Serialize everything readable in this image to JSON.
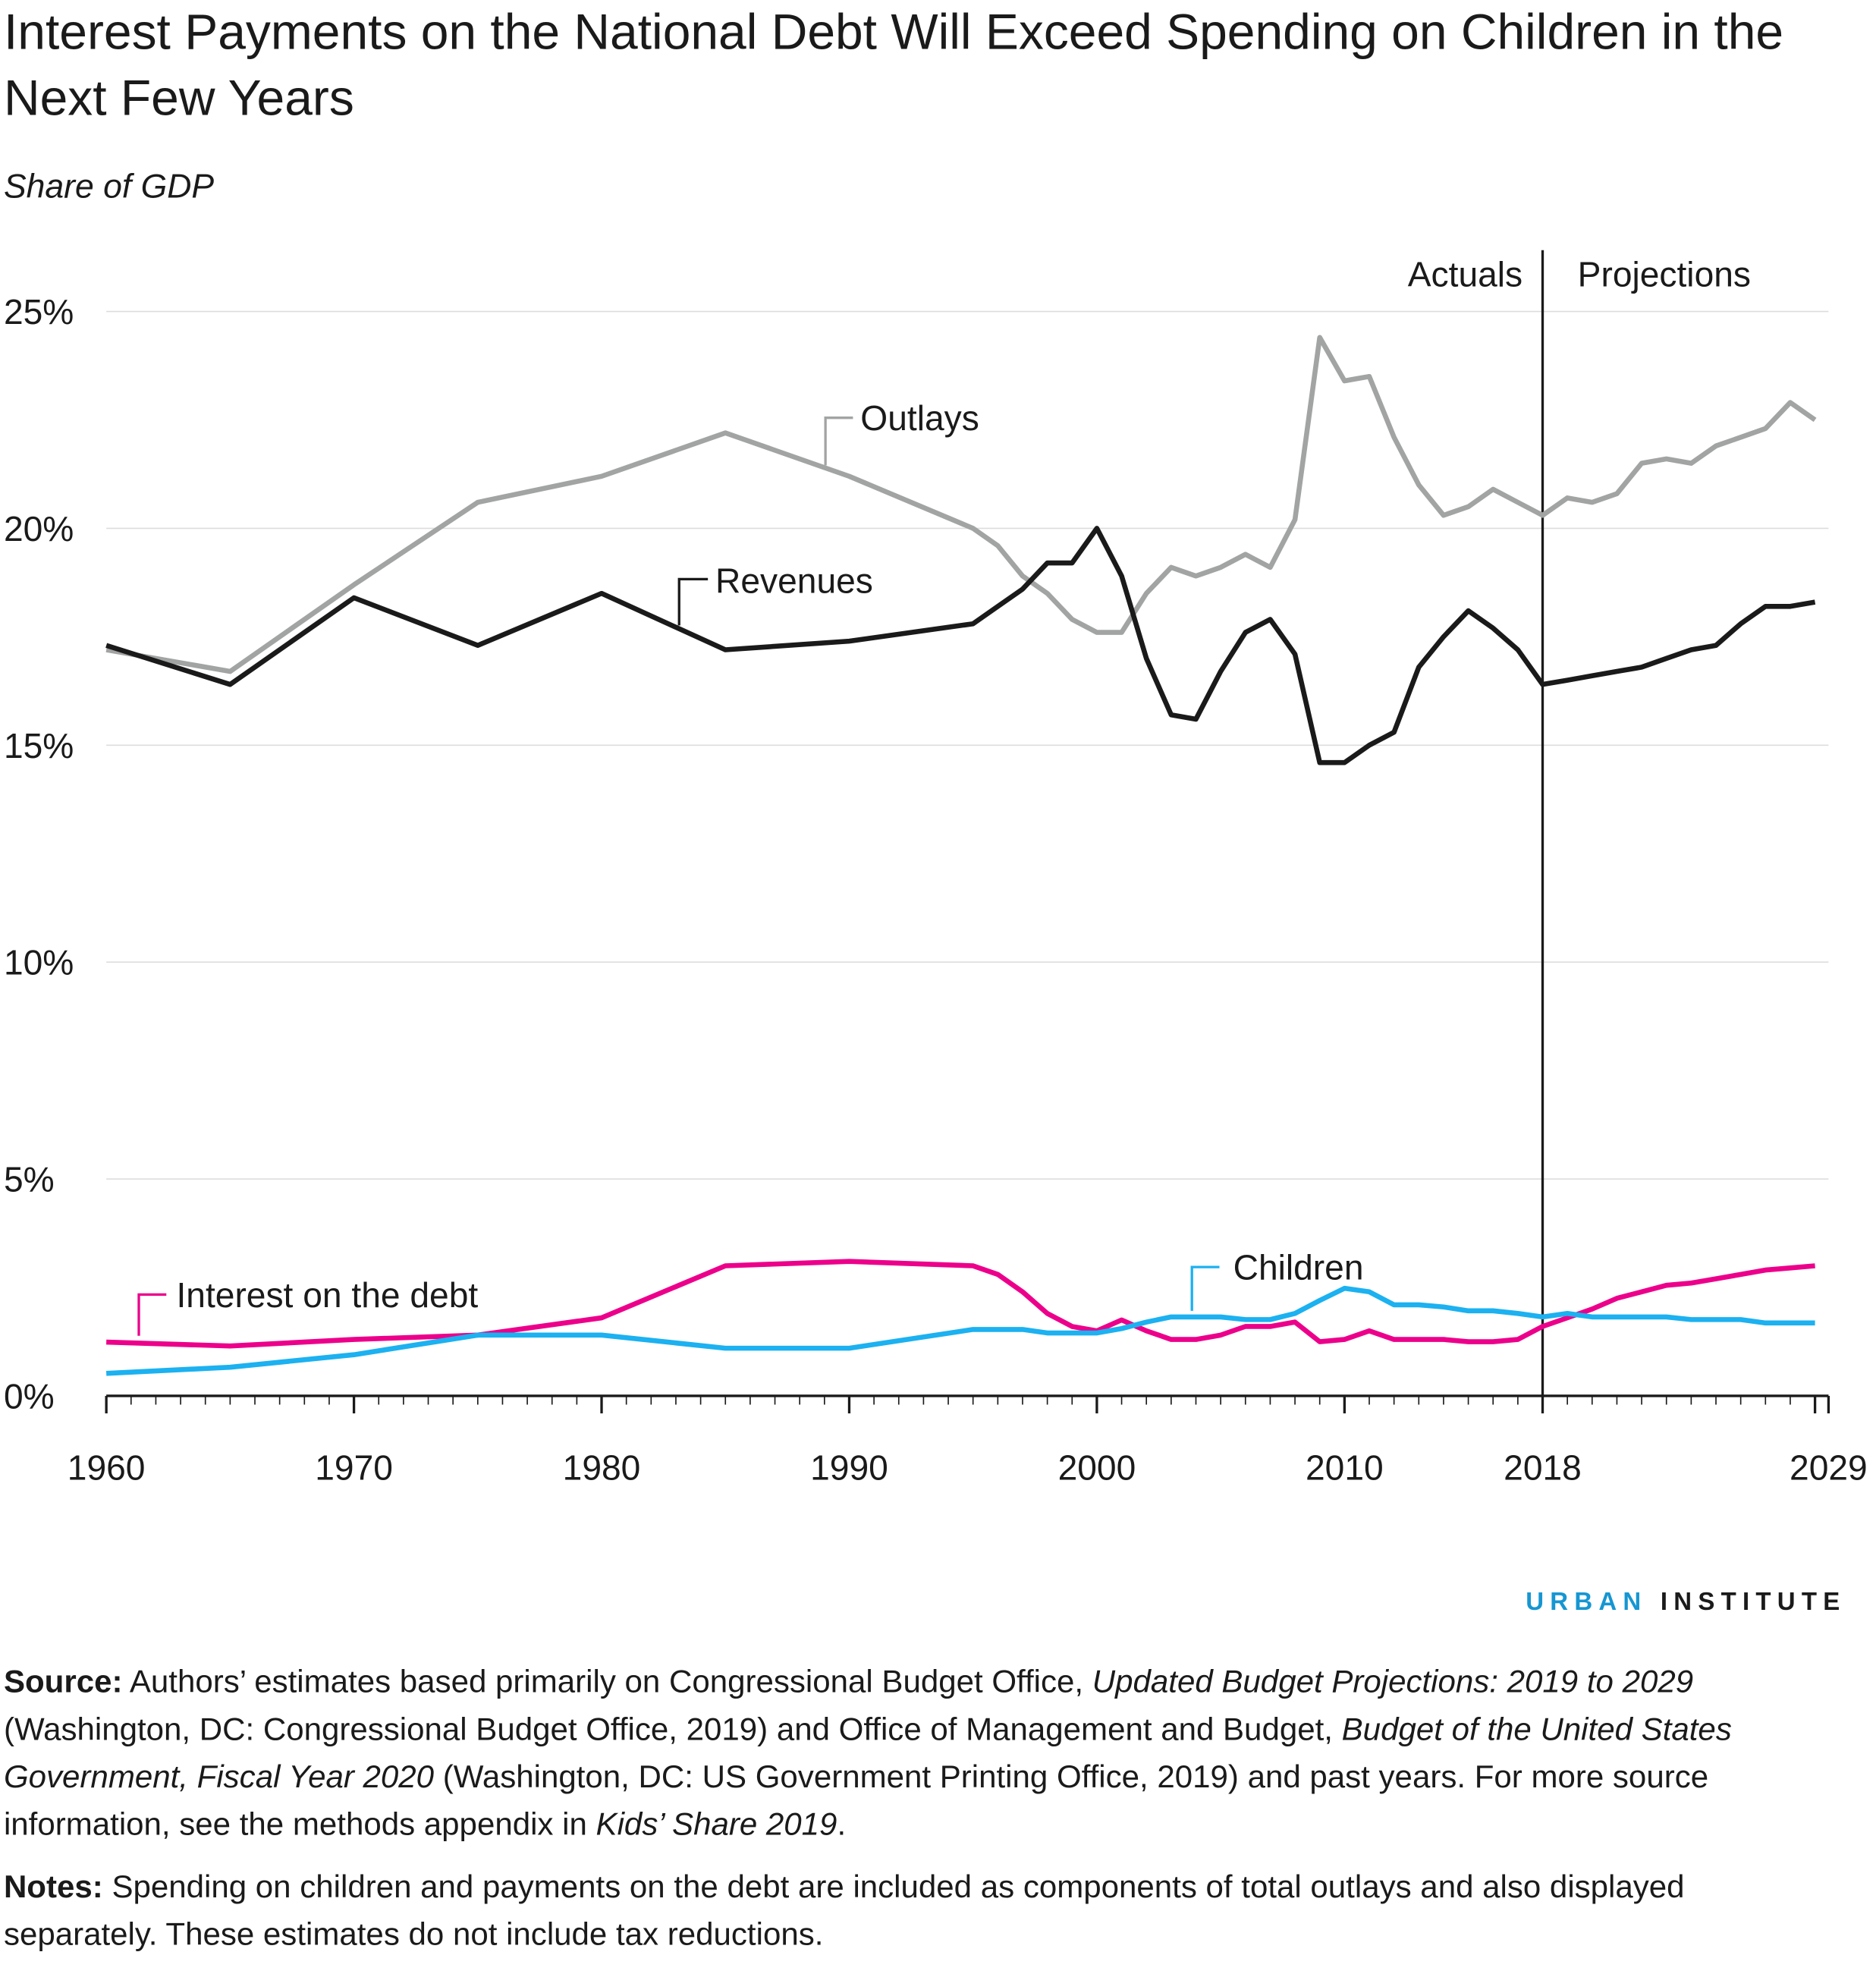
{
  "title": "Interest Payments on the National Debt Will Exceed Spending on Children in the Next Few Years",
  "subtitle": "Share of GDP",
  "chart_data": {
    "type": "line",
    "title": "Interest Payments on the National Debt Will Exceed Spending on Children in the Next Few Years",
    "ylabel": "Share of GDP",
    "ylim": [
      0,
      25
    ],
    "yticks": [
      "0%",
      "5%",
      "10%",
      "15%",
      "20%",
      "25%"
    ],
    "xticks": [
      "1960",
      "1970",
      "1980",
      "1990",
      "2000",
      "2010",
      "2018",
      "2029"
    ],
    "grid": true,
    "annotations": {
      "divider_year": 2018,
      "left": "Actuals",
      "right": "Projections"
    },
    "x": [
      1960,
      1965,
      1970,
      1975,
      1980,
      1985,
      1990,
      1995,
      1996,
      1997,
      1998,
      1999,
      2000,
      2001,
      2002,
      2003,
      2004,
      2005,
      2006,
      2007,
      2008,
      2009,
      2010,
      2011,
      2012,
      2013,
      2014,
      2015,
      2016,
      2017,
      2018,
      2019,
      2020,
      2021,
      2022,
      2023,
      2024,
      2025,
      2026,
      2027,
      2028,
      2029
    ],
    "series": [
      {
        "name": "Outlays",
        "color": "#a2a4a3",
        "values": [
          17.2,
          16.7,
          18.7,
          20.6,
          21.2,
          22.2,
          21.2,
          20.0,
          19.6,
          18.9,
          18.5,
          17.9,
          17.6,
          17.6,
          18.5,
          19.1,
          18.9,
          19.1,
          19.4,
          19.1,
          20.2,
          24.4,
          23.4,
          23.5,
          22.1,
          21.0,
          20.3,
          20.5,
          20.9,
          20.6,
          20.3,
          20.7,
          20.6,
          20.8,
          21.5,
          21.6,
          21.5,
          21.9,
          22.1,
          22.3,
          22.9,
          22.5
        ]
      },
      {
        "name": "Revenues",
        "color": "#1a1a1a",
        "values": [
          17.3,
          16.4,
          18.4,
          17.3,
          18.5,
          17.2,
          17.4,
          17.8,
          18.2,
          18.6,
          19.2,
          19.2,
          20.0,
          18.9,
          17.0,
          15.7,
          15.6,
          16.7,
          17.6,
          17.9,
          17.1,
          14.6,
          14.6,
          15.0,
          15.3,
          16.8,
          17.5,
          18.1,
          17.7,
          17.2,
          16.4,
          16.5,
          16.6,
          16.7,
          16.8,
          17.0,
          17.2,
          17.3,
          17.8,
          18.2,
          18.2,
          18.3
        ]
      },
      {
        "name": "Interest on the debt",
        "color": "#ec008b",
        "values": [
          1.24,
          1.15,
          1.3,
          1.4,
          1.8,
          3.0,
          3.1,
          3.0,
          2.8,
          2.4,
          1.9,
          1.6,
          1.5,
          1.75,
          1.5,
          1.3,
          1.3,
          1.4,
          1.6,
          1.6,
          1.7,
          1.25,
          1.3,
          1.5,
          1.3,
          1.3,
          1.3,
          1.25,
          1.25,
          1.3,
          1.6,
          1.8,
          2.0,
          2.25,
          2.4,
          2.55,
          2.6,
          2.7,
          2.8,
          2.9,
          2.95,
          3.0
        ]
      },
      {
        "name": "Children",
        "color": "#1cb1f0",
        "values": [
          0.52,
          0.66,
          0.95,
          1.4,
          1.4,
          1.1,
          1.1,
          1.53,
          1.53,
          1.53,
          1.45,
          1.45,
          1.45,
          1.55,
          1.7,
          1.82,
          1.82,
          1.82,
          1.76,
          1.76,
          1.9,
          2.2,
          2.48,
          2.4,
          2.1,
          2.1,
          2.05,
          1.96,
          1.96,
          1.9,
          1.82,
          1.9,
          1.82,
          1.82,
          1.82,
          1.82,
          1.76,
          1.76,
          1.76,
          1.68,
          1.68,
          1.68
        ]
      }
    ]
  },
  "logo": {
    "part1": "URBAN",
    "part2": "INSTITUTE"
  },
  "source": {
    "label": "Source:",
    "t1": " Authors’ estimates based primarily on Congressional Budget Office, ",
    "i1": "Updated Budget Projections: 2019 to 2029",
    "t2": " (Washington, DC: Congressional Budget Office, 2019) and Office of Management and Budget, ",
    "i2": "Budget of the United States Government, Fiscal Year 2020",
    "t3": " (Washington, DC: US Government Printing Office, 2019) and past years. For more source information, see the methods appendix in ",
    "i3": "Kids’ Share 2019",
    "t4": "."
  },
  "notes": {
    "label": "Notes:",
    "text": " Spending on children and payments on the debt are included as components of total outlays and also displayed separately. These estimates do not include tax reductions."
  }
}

----

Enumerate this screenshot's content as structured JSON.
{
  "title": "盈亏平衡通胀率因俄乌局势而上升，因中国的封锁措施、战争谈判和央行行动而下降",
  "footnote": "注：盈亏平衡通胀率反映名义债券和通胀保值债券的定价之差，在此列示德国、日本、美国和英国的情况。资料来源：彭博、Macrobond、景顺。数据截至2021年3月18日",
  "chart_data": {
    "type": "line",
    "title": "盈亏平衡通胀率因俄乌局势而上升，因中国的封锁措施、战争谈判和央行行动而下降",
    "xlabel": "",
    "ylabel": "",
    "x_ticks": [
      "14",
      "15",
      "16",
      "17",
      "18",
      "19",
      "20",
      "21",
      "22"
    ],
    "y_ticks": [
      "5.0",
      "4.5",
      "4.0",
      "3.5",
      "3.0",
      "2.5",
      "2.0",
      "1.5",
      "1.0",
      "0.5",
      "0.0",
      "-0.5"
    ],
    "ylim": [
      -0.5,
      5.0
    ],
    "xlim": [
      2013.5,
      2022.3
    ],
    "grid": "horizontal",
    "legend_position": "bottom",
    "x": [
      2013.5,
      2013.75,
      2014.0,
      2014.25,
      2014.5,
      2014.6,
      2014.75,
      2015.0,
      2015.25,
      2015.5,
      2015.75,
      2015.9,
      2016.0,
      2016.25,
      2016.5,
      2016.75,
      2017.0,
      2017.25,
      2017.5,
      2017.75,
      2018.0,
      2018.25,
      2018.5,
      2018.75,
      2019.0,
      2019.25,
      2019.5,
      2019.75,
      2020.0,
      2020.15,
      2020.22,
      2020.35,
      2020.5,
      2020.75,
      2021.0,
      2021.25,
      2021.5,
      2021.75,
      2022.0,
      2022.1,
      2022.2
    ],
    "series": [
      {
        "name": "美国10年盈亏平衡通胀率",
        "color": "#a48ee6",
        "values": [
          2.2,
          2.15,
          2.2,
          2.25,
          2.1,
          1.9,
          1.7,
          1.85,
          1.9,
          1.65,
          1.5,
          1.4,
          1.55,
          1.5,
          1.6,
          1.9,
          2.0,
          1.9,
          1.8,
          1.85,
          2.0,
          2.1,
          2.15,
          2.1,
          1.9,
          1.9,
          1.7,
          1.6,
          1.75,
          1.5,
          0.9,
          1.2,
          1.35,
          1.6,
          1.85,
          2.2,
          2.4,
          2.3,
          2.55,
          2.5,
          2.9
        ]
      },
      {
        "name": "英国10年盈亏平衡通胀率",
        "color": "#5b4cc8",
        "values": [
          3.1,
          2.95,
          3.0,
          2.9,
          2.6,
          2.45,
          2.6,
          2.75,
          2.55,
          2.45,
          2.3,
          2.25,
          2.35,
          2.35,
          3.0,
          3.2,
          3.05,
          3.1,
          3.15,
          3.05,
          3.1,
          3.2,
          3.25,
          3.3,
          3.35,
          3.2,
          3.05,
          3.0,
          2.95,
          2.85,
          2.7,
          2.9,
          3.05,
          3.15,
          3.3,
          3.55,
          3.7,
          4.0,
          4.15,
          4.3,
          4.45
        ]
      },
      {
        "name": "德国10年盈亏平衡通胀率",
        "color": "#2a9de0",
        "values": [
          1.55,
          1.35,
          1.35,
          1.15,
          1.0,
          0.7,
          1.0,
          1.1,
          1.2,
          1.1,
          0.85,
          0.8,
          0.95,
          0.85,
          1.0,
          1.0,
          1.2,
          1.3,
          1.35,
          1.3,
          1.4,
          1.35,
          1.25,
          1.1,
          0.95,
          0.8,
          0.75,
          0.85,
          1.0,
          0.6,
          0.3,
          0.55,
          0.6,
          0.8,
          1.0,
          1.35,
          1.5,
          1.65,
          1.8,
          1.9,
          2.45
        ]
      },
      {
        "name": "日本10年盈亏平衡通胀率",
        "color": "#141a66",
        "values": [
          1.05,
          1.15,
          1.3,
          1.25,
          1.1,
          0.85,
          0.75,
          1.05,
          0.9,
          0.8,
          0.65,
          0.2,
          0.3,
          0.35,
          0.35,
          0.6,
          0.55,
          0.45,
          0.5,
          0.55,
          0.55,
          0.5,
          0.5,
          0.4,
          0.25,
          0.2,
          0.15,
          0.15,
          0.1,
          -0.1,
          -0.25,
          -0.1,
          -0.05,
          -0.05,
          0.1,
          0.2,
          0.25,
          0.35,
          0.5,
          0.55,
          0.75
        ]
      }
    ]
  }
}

----

▸ PROBLEM STATEMENT
Each line containing "因中国的封锁措施" counts once; state the total number of such lines and nothing else.

▸ TASK RESPONSE
2